### INPUT RECORDS ###

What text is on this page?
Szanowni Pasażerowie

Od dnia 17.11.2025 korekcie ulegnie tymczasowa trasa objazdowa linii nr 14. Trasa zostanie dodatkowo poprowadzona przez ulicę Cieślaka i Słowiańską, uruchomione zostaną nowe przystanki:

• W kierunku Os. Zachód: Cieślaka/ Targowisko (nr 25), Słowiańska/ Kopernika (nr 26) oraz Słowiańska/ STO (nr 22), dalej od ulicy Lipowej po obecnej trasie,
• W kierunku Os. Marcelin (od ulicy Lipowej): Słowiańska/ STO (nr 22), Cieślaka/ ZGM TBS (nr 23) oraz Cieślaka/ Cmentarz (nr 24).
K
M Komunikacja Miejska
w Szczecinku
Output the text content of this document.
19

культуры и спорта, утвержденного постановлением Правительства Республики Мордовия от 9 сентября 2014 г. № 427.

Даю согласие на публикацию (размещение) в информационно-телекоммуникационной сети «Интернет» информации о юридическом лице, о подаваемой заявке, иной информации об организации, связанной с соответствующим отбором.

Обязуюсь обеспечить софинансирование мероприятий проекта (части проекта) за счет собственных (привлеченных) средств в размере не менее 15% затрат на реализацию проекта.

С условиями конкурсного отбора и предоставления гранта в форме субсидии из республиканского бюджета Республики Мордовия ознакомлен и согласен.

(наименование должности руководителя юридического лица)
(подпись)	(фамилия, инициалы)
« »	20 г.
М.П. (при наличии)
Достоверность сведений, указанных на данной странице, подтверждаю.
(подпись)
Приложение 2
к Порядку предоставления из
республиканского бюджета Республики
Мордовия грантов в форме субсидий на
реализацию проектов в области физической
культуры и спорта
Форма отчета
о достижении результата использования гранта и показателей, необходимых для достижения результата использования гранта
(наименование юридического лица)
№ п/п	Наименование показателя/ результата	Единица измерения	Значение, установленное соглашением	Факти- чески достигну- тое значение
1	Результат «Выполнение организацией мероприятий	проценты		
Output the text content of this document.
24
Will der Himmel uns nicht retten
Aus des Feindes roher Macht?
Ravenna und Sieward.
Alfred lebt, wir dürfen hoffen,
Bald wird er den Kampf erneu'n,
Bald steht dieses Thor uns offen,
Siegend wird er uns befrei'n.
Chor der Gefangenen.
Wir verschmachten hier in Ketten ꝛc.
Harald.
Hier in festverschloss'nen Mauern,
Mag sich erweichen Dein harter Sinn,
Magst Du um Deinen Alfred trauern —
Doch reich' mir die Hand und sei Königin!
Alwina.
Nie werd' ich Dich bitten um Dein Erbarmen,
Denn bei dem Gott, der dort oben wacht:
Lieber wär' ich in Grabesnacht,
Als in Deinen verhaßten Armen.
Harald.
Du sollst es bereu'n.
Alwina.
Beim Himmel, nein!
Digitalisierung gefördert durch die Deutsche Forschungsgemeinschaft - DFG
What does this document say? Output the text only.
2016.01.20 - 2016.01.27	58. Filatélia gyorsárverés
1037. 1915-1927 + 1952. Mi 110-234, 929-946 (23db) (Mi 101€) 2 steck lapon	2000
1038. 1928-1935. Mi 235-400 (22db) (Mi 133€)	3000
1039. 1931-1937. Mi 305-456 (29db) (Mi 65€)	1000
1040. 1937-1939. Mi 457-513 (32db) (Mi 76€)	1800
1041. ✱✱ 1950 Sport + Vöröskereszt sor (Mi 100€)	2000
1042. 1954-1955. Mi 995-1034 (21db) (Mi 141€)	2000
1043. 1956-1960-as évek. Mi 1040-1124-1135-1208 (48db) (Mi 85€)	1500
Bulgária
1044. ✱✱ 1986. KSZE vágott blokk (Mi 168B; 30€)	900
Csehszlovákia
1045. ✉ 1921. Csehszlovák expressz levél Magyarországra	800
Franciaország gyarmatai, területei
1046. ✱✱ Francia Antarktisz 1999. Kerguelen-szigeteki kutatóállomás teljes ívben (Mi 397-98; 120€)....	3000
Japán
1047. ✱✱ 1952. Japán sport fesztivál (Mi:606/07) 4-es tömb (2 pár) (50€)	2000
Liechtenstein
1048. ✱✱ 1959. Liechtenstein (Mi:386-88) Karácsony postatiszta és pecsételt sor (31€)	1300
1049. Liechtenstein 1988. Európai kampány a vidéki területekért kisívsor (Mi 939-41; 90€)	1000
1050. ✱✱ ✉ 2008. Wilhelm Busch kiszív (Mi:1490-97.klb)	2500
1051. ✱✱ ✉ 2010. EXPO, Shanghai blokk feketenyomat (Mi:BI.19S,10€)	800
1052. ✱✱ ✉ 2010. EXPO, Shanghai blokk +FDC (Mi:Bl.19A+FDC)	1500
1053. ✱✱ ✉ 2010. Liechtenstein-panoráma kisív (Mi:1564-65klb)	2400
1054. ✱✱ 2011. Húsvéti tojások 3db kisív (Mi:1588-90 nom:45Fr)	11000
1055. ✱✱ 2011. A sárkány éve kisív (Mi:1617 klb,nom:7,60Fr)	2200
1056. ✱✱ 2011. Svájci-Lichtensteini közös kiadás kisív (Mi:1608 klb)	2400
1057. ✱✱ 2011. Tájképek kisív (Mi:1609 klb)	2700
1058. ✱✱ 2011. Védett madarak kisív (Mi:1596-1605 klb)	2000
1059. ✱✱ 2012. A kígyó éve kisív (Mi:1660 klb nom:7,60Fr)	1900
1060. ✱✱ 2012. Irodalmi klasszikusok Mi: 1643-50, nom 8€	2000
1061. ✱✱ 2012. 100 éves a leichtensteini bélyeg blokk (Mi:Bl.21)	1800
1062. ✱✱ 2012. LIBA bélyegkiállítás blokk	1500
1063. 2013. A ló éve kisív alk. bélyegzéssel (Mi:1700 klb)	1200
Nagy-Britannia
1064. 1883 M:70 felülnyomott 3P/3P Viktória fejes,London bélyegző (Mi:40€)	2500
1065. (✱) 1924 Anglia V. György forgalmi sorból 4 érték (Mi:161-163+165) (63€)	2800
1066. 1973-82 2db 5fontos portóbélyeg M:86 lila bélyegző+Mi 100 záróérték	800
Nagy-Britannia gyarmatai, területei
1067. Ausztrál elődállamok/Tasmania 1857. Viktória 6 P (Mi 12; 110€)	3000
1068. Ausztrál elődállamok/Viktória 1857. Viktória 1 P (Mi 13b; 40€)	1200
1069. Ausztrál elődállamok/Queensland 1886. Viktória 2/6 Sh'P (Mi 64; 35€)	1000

###

## WORK TO BE COMPLETED
What number of lines in the records contain the word "Alfred"? Answer with that number alone.

## REPLY TO THE EXERCISE
2